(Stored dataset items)
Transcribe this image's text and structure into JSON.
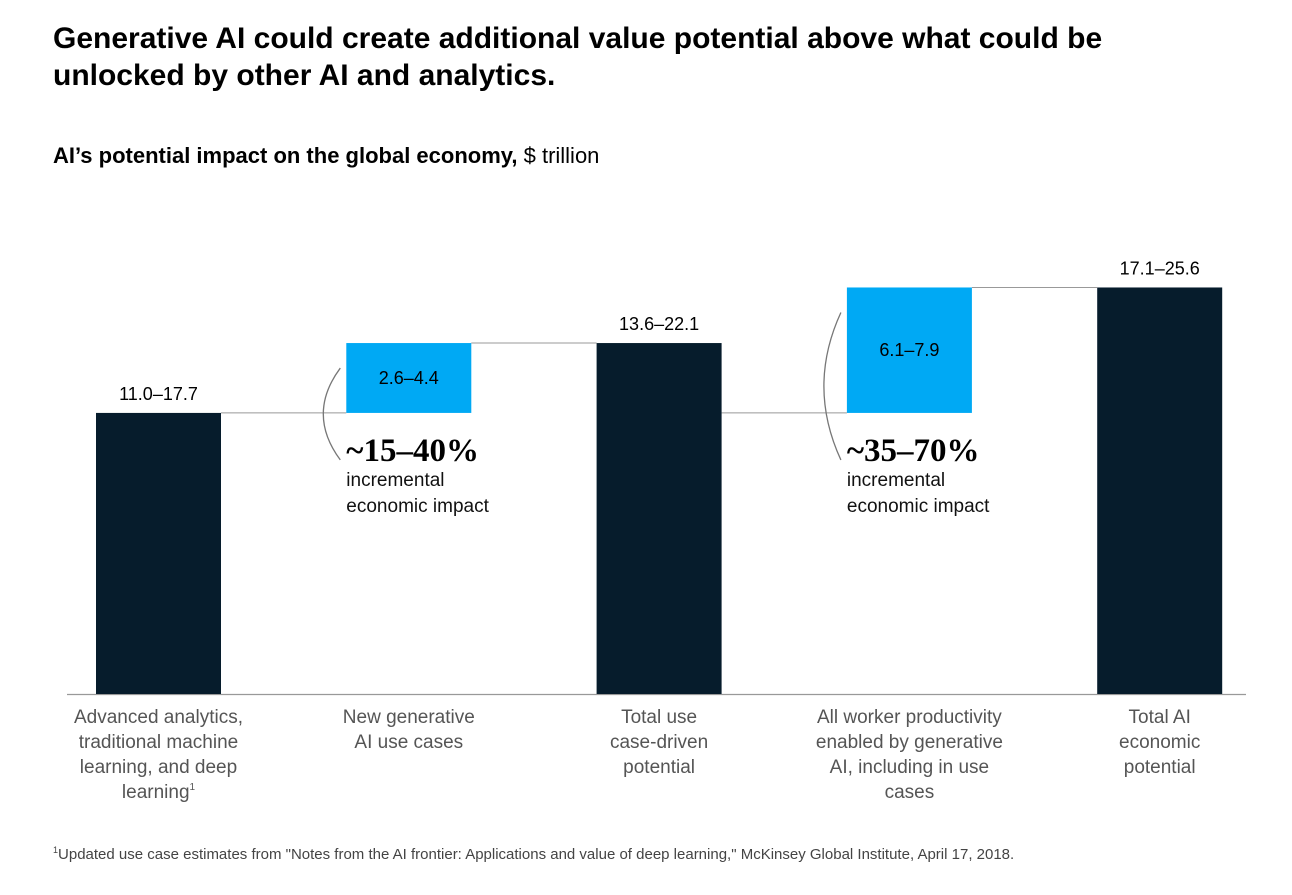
{
  "title": "Generative AI could create additional value potential above what could be unlocked by other AI and analytics.",
  "subtitle": {
    "bold": "AI’s potential impact on the global economy,",
    "unit": " $ trillion"
  },
  "chart_data": {
    "type": "bar",
    "subtype": "waterfall",
    "categories": [
      [
        "Advanced analytics,",
        "traditional machine",
        "learning, and deep",
        "learning"
      ],
      [
        "New generative",
        "AI use cases"
      ],
      [
        "Total use",
        "case-driven",
        "potential"
      ],
      [
        "All worker productivity",
        "enabled by generative",
        "AI, including in use",
        "cases"
      ],
      [
        "Total AI",
        "economic",
        "potential"
      ]
    ],
    "category_footnote_marks": [
      "1",
      "",
      "",
      "",
      ""
    ],
    "bars": [
      {
        "label": "11.0–17.7",
        "low": 11.0,
        "high": 17.7,
        "base": 0,
        "top": 17.7,
        "kind": "total",
        "color": "#061c2c"
      },
      {
        "label": "2.6–4.4",
        "low": 2.6,
        "high": 4.4,
        "base": 17.7,
        "top": 22.1,
        "kind": "increment",
        "color": "#00a9f4"
      },
      {
        "label": "13.6–22.1",
        "low": 13.6,
        "high": 22.1,
        "base": 0,
        "top": 22.1,
        "kind": "total",
        "color": "#061c2c"
      },
      {
        "label": "6.1–7.9",
        "low": 6.1,
        "high": 7.9,
        "base": 17.7,
        "top": 25.6,
        "kind": "increment",
        "color": "#00a9f4"
      },
      {
        "label": "17.1–25.6",
        "low": 17.1,
        "high": 25.6,
        "base": 0,
        "top": 25.6,
        "kind": "total",
        "color": "#061c2c"
      }
    ],
    "annotations": [
      {
        "bar": 1,
        "value": "~15–40%",
        "text": [
          "incremental",
          "economic impact"
        ]
      },
      {
        "bar": 3,
        "value": "~35–70%",
        "text": [
          "incremental",
          "economic impact"
        ]
      }
    ],
    "grid": false,
    "legend": "none"
  },
  "footnote": {
    "mark": "1",
    "text": "Updated use case estimates from \"Notes from the AI frontier: Applications and value of deep learning,\" McKinsey Global Institute, April 17, 2018."
  }
}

- _Task to carry out_
Find the lines holding "deep" and list every one.

- _Expected answer_
        "learning, and deep",
    "text": "Updated use case estimates from \"Notes from the AI frontier: Applications and value of deep learning,\" McKinsey Global Institute, April 17, 2018."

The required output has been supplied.